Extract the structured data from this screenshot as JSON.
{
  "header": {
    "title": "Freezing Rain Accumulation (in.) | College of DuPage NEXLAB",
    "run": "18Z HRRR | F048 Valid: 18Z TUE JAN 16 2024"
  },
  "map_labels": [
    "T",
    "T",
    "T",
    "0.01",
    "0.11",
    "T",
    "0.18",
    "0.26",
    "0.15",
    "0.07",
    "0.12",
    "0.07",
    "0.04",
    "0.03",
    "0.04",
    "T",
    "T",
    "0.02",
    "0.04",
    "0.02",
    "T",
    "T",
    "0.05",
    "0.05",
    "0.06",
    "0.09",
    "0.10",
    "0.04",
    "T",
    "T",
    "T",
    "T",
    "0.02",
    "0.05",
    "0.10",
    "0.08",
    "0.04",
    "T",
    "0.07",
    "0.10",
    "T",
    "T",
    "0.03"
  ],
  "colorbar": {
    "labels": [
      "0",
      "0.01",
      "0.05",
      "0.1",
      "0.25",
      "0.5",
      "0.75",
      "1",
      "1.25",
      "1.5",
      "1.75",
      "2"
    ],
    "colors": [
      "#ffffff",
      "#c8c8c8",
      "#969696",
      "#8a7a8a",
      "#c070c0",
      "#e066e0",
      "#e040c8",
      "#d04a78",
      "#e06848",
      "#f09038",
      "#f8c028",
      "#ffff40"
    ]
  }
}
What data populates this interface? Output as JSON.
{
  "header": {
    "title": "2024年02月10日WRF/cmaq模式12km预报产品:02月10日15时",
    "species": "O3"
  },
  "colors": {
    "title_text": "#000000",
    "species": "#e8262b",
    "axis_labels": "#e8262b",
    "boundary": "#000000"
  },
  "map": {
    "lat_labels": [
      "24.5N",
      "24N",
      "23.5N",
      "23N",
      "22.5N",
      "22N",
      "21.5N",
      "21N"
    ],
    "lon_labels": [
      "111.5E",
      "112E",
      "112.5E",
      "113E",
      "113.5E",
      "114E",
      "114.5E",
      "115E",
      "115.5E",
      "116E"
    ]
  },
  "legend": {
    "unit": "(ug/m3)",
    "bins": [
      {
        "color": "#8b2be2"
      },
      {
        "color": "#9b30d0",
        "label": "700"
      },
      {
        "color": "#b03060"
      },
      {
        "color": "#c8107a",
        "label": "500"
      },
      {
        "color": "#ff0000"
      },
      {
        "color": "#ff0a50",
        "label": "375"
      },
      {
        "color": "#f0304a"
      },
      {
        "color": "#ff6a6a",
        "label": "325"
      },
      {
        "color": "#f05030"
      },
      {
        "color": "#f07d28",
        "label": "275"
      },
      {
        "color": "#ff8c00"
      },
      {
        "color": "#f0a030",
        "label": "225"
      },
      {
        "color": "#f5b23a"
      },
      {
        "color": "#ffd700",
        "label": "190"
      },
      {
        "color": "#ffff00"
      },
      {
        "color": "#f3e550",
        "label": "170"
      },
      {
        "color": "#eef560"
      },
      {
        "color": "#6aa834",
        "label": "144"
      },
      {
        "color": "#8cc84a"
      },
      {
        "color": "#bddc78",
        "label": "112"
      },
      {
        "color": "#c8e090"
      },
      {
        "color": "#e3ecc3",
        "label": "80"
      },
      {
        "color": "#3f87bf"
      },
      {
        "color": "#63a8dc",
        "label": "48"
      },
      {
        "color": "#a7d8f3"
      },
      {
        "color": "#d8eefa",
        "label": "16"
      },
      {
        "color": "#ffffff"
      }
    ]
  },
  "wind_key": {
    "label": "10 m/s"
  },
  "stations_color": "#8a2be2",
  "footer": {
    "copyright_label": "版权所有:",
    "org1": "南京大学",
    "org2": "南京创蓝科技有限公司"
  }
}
---------------
■ **Set problem**:
Reproduce the material verbatim, line by line.

■ **Exercise result**:
Extract the structured data from this screenshot as JSON.
{
  "header": {
    "title": "Freezing Rain Accumulation (in.) | College of DuPage NEXLAB",
    "run": "18Z HRRR | F048 Valid: 18Z TUE JAN 16 2024"
  },
  "map_labels": [
    "T",
    "T",
    "T",
    "0.01",
    "0.11",
    "T",
    "0.18",
    "0.26",
    "0.15",
    "0.07",
    "0.12",
    "0.07",
    "0.04",
    "0.03",
    "0.04",
    "T",
    "T",
    "0.02",
    "0.04",
    "0.02",
    "T",
    "T",
    "0.05",
    "0.05",
    "0.06",
    "0.09",
    "0.10",
    "0.04",
    "T",
    "T",
    "T",
    "T",
    "0.02",
    "0.05",
    "0.10",
    "0.08",
    "0.04",
    "T",
    "0.07",
    "0.10",
    "T",
    "T",
    "0.03"
  ],
  "colorbar": {
    "labels": [
      "0",
      "0.01",
      "0.05",
      "0.1",
      "0.25",
      "0.5",
      "0.75",
      "1",
      "1.25",
      "1.5",
      "1.75",
      "2"
    ],
    "colors": [
      "#ffffff",
      "#c8c8c8",
      "#969696",
      "#8a7a8a",
      "#c070c0",
      "#e066e0",
      "#e040c8",
      "#d04a78",
      "#e06848",
      "#f09038",
      "#f8c028",
      "#ffff40"
    ]
  }
}
What data populates this interface? Output as JSON.
{
  "header": {
    "title": "2024年02月10日WRF/cmaq模式12km预报产品:02月10日15时",
    "species": "O3"
  },
  "colors": {
    "title_text": "#000000",
    "species": "#e8262b",
    "axis_labels": "#e8262b",
    "boundary": "#000000"
  },
  "map": {
    "lat_labels": [
      "24.5N",
      "24N",
      "23.5N",
      "23N",
      "22.5N",
      "22N",
      "21.5N",
      "21N"
    ],
    "lon_labels": [
      "111.5E",
      "112E",
      "112.5E",
      "113E",
      "113.5E",
      "114E",
      "114.5E",
      "115E",
      "115.5E",
      "116E"
    ]
  },
  "legend": {
    "unit": "(ug/m3)",
    "bins": [
      {
        "color": "#8b2be2"
      },
      {
        "color": "#9b30d0",
        "label": "700"
      },
      {
        "color": "#b03060"
      },
      {
        "color": "#c8107a",
        "label": "500"
      },
      {
        "color": "#ff0000"
      },
      {
        "color": "#ff0a50",
        "label": "375"
      },
      {
        "color": "#f0304a"
      },
      {
        "color": "#ff6a6a",
        "label": "325"
      },
      {
        "color": "#f05030"
      },
      {
        "color": "#f07d28",
        "label": "275"
      },
      {
        "color": "#ff8c00"
      },
      {
        "color": "#f0a030",
        "label": "225"
      },
      {
        "color": "#f5b23a"
      },
      {
        "color": "#ffd700",
        "label": "190"
      },
      {
        "color": "#ffff00"
      },
      {
        "color": "#f3e550",
        "label": "170"
      },
      {
        "color": "#eef560"
      },
      {
        "color": "#6aa834",
        "label": "144"
      },
      {
        "color": "#8cc84a"
      },
      {
        "color": "#bddc78",
        "label": "112"
      },
      {
        "color": "#c8e090"
      },
      {
        "color": "#e3ecc3",
        "label": "80"
      },
      {
        "color": "#3f87bf"
      },
      {
        "color": "#63a8dc",
        "label": "48"
      },
      {
        "color": "#a7d8f3"
      },
      {
        "color": "#d8eefa",
        "label": "16"
      },
      {
        "color": "#ffffff"
      }
    ]
  },
  "wind_key": {
    "label": "10 m/s"
  },
  "stations_color": "#8a2be2",
  "footer": {
    "copyright_label": "版权所有:",
    "org1": "南京大学",
    "org2": "南京创蓝科技有限公司"
  }
}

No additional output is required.